[BEGIN]
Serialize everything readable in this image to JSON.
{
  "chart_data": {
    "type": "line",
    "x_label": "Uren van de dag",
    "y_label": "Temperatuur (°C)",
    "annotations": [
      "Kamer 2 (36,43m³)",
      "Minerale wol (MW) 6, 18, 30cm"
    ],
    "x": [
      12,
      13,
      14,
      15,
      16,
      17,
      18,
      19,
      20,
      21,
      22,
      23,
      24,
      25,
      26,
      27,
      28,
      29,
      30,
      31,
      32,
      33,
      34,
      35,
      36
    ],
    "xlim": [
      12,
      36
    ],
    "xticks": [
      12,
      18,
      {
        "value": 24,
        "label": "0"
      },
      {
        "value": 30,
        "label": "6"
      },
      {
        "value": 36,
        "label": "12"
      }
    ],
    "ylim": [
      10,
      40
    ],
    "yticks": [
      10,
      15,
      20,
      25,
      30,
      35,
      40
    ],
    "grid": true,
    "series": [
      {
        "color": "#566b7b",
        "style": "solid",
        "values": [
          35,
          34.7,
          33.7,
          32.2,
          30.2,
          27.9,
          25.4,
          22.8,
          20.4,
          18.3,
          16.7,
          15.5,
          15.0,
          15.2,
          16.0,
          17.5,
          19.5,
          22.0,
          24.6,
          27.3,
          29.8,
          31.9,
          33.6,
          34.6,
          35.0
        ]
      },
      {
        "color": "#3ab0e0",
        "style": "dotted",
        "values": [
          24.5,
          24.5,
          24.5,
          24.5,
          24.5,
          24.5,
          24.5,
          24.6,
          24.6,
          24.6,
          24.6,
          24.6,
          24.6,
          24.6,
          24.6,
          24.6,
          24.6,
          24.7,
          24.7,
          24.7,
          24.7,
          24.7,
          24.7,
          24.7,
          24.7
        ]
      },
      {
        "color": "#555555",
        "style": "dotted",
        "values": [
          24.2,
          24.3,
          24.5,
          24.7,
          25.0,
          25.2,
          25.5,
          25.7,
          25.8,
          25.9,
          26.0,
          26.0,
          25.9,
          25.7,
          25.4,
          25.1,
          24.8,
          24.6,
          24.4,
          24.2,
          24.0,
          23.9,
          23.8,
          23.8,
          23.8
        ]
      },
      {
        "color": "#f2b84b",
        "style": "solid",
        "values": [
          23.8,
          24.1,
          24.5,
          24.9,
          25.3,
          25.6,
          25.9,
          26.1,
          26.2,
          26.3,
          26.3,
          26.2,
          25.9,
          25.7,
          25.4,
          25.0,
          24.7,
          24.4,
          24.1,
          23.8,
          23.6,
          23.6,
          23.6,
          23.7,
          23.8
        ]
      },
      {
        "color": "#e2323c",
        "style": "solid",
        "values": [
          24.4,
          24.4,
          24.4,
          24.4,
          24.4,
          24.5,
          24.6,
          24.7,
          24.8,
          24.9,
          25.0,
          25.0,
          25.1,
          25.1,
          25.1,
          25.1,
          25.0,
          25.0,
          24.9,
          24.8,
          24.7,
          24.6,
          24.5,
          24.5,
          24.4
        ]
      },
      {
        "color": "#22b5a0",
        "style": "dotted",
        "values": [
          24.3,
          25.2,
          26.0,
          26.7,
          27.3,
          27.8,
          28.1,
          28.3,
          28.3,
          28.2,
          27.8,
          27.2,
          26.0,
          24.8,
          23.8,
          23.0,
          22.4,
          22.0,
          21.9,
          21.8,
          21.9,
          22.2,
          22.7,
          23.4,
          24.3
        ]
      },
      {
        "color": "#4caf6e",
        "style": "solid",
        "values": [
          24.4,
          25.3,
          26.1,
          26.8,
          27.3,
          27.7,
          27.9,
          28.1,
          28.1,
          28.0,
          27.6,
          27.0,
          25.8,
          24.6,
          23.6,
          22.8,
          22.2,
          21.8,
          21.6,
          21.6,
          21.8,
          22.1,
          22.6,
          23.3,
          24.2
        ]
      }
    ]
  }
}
[END]
THE TASK:
Please quote the records above exactly, without skipping a line.

SOLUTION TO THIS PROBLEM:
Serialize everything readable in this image to JSON.
{
  "chart_data": {
    "type": "line",
    "x_label": "Uren van de dag",
    "y_label": "Temperatuur (°C)",
    "annotations": [
      "Kamer 2 (36,43m³)",
      "Minerale wol (MW) 6, 18, 30cm"
    ],
    "x": [
      12,
      13,
      14,
      15,
      16,
      17,
      18,
      19,
      20,
      21,
      22,
      23,
      24,
      25,
      26,
      27,
      28,
      29,
      30,
      31,
      32,
      33,
      34,
      35,
      36
    ],
    "xlim": [
      12,
      36
    ],
    "xticks": [
      12,
      18,
      {
        "value": 24,
        "label": "0"
      },
      {
        "value": 30,
        "label": "6"
      },
      {
        "value": 36,
        "label": "12"
      }
    ],
    "ylim": [
      10,
      40
    ],
    "yticks": [
      10,
      15,
      20,
      25,
      30,
      35,
      40
    ],
    "grid": true,
    "series": [
      {
        "color": "#566b7b",
        "style": "solid",
        "values": [
          35,
          34.7,
          33.7,
          32.2,
          30.2,
          27.9,
          25.4,
          22.8,
          20.4,
          18.3,
          16.7,
          15.5,
          15.0,
          15.2,
          16.0,
          17.5,
          19.5,
          22.0,
          24.6,
          27.3,
          29.8,
          31.9,
          33.6,
          34.6,
          35.0
        ]
      },
      {
        "color": "#3ab0e0",
        "style": "dotted",
        "values": [
          24.5,
          24.5,
          24.5,
          24.5,
          24.5,
          24.5,
          24.5,
          24.6,
          24.6,
          24.6,
          24.6,
          24.6,
          24.6,
          24.6,
          24.6,
          24.6,
          24.6,
          24.7,
          24.7,
          24.7,
          24.7,
          24.7,
          24.7,
          24.7,
          24.7
        ]
      },
      {
        "color": "#555555",
        "style": "dotted",
        "values": [
          24.2,
          24.3,
          24.5,
          24.7,
          25.0,
          25.2,
          25.5,
          25.7,
          25.8,
          25.9,
          26.0,
          26.0,
          25.9,
          25.7,
          25.4,
          25.1,
          24.8,
          24.6,
          24.4,
          24.2,
          24.0,
          23.9,
          23.8,
          23.8,
          23.8
        ]
      },
      {
        "color": "#f2b84b",
        "style": "solid",
        "values": [
          23.8,
          24.1,
          24.5,
          24.9,
          25.3,
          25.6,
          25.9,
          26.1,
          26.2,
          26.3,
          26.3,
          26.2,
          25.9,
          25.7,
          25.4,
          25.0,
          24.7,
          24.4,
          24.1,
          23.8,
          23.6,
          23.6,
          23.6,
          23.7,
          23.8
        ]
      },
      {
        "color": "#e2323c",
        "style": "solid",
        "values": [
          24.4,
          24.4,
          24.4,
          24.4,
          24.4,
          24.5,
          24.6,
          24.7,
          24.8,
          24.9,
          25.0,
          25.0,
          25.1,
          25.1,
          25.1,
          25.1,
          25.0,
          25.0,
          24.9,
          24.8,
          24.7,
          24.6,
          24.5,
          24.5,
          24.4
        ]
      },
      {
        "color": "#22b5a0",
        "style": "dotted",
        "values": [
          24.3,
          25.2,
          26.0,
          26.7,
          27.3,
          27.8,
          28.1,
          28.3,
          28.3,
          28.2,
          27.8,
          27.2,
          26.0,
          24.8,
          23.8,
          23.0,
          22.4,
          22.0,
          21.9,
          21.8,
          21.9,
          22.2,
          22.7,
          23.4,
          24.3
        ]
      },
      {
        "color": "#4caf6e",
        "style": "solid",
        "values": [
          24.4,
          25.3,
          26.1,
          26.8,
          27.3,
          27.7,
          27.9,
          28.1,
          28.1,
          28.0,
          27.6,
          27.0,
          25.8,
          24.6,
          23.6,
          22.8,
          22.2,
          21.8,
          21.6,
          21.6,
          21.8,
          22.1,
          22.6,
          23.3,
          24.2
        ]
      }
    ]
  }
}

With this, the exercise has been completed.